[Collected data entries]
--- start ---

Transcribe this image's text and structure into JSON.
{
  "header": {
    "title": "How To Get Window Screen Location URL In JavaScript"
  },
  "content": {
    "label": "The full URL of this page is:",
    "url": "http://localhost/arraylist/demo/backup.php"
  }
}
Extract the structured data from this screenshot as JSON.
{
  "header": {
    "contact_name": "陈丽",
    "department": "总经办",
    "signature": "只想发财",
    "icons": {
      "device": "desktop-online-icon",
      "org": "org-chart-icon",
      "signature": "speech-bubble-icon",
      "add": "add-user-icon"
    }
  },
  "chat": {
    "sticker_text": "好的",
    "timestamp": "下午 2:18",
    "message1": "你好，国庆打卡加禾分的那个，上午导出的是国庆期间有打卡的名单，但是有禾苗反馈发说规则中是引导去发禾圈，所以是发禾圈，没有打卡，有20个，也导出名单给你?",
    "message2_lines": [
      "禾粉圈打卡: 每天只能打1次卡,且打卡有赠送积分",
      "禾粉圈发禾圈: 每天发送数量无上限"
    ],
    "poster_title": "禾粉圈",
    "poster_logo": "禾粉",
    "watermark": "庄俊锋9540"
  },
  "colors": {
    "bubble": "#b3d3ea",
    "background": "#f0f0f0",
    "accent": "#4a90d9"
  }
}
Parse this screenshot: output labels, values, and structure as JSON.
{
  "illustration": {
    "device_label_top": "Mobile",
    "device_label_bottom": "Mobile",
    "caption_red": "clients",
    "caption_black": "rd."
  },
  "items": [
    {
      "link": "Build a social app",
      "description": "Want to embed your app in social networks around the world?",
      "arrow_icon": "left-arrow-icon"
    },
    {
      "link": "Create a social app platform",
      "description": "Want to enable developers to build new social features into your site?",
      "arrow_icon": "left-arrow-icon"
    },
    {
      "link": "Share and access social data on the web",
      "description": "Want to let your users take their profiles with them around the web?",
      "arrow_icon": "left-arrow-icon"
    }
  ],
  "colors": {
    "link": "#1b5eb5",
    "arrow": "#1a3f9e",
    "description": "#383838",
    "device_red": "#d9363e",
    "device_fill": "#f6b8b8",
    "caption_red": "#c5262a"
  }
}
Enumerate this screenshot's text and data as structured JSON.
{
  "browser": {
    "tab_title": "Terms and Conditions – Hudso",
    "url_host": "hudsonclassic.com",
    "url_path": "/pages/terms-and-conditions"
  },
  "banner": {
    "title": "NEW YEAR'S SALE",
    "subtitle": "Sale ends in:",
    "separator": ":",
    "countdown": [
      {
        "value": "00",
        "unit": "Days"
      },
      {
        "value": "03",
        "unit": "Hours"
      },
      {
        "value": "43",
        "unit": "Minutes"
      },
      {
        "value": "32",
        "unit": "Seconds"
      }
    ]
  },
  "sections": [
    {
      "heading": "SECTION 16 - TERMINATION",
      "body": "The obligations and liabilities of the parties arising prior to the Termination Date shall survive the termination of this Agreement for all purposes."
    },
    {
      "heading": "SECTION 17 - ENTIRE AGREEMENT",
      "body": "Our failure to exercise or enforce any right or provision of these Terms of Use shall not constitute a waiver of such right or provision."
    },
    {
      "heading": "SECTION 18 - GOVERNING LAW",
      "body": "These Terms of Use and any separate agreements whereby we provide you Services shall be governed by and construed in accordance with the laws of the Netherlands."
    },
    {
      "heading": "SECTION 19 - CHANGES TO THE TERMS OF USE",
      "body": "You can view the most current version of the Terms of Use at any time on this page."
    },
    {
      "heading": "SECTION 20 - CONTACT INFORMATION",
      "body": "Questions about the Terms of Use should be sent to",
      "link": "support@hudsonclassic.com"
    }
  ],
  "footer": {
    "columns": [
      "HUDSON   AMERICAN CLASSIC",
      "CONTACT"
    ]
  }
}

--- end ---

# Directions:
From the records above, extract everything verbatim.

# Response:
Transcribe this image's text and structure into JSON.
{
  "header": {
    "title": "How To Get Window Screen Location URL In JavaScript"
  },
  "content": {
    "label": "The full URL of this page is:",
    "url": "http://localhost/arraylist/demo/backup.php"
  }
}
Extract the structured data from this screenshot as JSON.
{
  "header": {
    "contact_name": "陈丽",
    "department": "总经办",
    "signature": "只想发财",
    "icons": {
      "device": "desktop-online-icon",
      "org": "org-chart-icon",
      "signature": "speech-bubble-icon",
      "add": "add-user-icon"
    }
  },
  "chat": {
    "sticker_text": "好的",
    "timestamp": "下午 2:18",
    "message1": "你好，国庆打卡加禾分的那个，上午导出的是国庆期间有打卡的名单，但是有禾苗反馈发说规则中是引导去发禾圈，所以是发禾圈，没有打卡，有20个，也导出名单给你?",
    "message2_lines": [
      "禾粉圈打卡: 每天只能打1次卡,且打卡有赠送积分",
      "禾粉圈发禾圈: 每天发送数量无上限"
    ],
    "poster_title": "禾粉圈",
    "poster_logo": "禾粉",
    "watermark": "庄俊锋9540"
  },
  "colors": {
    "bubble": "#b3d3ea",
    "background": "#f0f0f0",
    "accent": "#4a90d9"
  }
}
Parse this screenshot: output labels, values, and structure as JSON.
{
  "illustration": {
    "device_label_top": "Mobile",
    "device_label_bottom": "Mobile",
    "caption_red": "clients",
    "caption_black": "rd."
  },
  "items": [
    {
      "link": "Build a social app",
      "description": "Want to embed your app in social networks around the world?",
      "arrow_icon": "left-arrow-icon"
    },
    {
      "link": "Create a social app platform",
      "description": "Want to enable developers to build new social features into your site?",
      "arrow_icon": "left-arrow-icon"
    },
    {
      "link": "Share and access social data on the web",
      "description": "Want to let your users take their profiles with them around the web?",
      "arrow_icon": "left-arrow-icon"
    }
  ],
  "colors": {
    "link": "#1b5eb5",
    "arrow": "#1a3f9e",
    "description": "#383838",
    "device_red": "#d9363e",
    "device_fill": "#f6b8b8",
    "caption_red": "#c5262a"
  }
}
Enumerate this screenshot's text and data as structured JSON.
{
  "browser": {
    "tab_title": "Terms and Conditions – Hudso",
    "url_host": "hudsonclassic.com",
    "url_path": "/pages/terms-and-conditions"
  },
  "banner": {
    "title": "NEW YEAR'S SALE",
    "subtitle": "Sale ends in:",
    "separator": ":",
    "countdown": [
      {
        "value": "00",
        "unit": "Days"
      },
      {
        "value": "03",
        "unit": "Hours"
      },
      {
        "value": "43",
        "unit": "Minutes"
      },
      {
        "value": "32",
        "unit": "Seconds"
      }
    ]
  },
  "sections": [
    {
      "heading": "SECTION 16 - TERMINATION",
      "body": "The obligations and liabilities of the parties arising prior to the Termination Date shall survive the termination of this Agreement for all purposes."
    },
    {
      "heading": "SECTION 17 - ENTIRE AGREEMENT",
      "body": "Our failure to exercise or enforce any right or provision of these Terms of Use shall not constitute a waiver of such right or provision."
    },
    {
      "heading": "SECTION 18 - GOVERNING LAW",
      "body": "These Terms of Use and any separate agreements whereby we provide you Services shall be governed by and construed in accordance with the laws of the Netherlands."
    },
    {
      "heading": "SECTION 19 - CHANGES TO THE TERMS OF USE",
      "body": "You can view the most current version of the Terms of Use at any time on this page."
    },
    {
      "heading": "SECTION 20 - CONTACT INFORMATION",
      "body": "Questions about the Terms of Use should be sent to",
      "link": "support@hudsonclassic.com"
    }
  ],
  "footer": {
    "columns": [
      "HUDSON   AMERICAN CLASSIC",
      "CONTACT"
    ]
  }
}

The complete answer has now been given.